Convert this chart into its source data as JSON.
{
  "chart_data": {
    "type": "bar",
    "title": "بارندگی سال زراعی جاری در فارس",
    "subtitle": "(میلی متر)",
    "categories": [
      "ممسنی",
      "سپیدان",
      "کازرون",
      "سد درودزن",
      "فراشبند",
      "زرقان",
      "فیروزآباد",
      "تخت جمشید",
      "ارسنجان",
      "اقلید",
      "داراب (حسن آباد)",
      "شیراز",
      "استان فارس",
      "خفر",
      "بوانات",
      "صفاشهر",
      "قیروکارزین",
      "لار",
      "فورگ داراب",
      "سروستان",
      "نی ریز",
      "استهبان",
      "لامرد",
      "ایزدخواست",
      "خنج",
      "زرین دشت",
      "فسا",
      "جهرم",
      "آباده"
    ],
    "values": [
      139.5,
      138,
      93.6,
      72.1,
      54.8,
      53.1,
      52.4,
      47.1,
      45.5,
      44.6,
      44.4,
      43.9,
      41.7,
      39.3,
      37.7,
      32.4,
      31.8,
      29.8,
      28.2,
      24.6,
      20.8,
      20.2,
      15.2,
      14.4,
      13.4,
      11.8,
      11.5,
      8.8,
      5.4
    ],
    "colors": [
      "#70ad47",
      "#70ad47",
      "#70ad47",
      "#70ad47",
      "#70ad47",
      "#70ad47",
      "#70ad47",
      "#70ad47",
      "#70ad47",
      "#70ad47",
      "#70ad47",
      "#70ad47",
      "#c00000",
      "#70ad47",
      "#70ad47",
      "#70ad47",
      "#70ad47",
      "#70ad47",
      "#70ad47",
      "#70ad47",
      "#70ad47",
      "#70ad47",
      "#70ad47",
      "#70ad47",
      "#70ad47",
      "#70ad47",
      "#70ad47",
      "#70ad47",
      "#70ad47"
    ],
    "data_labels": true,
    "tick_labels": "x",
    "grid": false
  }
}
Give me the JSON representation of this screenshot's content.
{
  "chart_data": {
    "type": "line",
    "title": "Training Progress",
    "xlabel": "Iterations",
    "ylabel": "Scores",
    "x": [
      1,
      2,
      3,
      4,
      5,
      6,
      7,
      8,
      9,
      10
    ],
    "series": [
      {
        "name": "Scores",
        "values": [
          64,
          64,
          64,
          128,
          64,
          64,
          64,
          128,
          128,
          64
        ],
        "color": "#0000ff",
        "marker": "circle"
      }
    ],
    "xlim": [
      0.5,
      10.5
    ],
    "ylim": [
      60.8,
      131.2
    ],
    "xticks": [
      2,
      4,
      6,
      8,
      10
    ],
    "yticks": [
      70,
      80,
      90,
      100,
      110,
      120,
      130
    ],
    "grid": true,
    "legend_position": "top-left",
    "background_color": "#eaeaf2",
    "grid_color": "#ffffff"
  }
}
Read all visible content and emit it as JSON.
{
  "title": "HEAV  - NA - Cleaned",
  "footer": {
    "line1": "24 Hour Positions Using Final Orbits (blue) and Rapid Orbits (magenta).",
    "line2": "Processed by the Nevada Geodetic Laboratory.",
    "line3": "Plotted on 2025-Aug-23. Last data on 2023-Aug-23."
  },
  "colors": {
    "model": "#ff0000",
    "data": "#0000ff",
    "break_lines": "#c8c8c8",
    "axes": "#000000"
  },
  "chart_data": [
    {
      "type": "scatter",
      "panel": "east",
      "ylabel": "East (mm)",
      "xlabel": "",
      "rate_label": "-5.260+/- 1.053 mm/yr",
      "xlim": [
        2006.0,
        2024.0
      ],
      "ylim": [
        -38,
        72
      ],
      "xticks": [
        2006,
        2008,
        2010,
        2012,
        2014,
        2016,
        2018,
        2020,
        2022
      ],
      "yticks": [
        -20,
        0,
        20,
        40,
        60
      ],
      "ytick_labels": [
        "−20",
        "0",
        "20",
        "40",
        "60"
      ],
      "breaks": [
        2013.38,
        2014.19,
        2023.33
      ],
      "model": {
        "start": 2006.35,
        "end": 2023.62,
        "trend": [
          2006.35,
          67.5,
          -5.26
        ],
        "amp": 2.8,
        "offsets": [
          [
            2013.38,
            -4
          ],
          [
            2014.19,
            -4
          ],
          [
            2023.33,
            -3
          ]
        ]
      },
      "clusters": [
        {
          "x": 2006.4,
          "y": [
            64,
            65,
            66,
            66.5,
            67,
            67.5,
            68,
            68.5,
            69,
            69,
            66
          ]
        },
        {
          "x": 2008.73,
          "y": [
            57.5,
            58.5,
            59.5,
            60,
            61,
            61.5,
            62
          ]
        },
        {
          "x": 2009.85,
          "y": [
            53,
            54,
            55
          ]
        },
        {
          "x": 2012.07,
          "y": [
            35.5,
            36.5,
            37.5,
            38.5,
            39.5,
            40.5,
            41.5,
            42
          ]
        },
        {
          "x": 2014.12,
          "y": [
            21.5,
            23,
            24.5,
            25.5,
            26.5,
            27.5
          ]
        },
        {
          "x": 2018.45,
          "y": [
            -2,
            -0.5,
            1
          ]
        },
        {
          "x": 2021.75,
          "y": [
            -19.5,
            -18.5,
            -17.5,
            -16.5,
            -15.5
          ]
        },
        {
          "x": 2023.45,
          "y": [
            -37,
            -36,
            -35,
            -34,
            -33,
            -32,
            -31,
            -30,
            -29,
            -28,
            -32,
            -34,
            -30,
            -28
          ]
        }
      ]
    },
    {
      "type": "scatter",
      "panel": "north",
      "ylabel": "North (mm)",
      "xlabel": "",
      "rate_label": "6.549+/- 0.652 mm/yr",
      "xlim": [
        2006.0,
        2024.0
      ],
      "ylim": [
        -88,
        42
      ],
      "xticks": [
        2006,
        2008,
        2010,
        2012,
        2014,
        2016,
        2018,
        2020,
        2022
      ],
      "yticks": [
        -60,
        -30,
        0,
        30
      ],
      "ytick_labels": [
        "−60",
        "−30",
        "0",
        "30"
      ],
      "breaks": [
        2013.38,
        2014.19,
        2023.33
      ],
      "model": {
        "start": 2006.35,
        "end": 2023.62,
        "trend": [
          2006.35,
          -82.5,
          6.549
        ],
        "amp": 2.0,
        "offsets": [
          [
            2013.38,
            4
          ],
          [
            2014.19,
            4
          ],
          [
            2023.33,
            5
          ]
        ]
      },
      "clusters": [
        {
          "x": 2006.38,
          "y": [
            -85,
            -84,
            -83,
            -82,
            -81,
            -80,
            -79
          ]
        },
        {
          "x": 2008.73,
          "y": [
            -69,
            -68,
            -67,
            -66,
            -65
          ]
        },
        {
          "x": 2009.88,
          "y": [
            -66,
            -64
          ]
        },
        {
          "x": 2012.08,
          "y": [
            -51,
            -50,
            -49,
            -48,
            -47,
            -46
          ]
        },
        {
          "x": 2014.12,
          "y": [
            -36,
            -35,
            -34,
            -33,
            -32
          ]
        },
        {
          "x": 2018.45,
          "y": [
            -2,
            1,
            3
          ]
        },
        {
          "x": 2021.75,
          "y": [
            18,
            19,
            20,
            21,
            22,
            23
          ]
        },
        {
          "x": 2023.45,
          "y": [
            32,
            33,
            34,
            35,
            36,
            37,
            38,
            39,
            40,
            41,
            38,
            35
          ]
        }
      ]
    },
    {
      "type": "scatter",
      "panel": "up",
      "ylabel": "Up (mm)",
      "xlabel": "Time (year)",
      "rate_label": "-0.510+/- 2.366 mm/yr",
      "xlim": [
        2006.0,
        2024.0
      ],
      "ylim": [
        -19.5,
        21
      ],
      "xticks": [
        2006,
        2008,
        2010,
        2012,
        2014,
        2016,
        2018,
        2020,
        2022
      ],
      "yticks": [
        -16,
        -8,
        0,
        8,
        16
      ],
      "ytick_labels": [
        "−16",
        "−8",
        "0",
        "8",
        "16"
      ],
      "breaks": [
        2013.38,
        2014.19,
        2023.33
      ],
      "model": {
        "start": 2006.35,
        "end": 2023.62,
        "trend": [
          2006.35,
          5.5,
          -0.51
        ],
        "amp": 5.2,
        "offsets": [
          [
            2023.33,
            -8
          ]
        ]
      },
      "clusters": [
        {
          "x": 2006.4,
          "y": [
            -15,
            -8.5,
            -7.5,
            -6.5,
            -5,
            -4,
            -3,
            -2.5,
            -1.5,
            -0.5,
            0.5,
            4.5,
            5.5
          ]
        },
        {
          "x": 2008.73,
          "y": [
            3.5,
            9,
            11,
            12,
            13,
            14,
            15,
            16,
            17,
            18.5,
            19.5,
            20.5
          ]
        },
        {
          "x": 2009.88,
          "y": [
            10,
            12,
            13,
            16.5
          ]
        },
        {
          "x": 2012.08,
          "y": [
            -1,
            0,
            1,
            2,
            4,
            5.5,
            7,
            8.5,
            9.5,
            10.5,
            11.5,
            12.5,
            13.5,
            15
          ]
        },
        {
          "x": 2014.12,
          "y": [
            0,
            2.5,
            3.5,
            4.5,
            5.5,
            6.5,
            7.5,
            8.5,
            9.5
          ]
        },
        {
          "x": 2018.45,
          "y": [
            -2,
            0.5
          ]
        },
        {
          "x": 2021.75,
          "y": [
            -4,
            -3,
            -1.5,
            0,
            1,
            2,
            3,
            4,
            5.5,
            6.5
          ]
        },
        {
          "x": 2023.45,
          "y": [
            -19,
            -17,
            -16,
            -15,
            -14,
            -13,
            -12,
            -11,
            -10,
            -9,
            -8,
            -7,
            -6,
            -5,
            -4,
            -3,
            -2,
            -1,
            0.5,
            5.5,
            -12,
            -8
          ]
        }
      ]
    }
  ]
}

**INSTRUCTIONS FOR THE TASK**
Count the lines above that contain the word "فارس", and reply with only that number.

**SOLVED PROBLEM**
2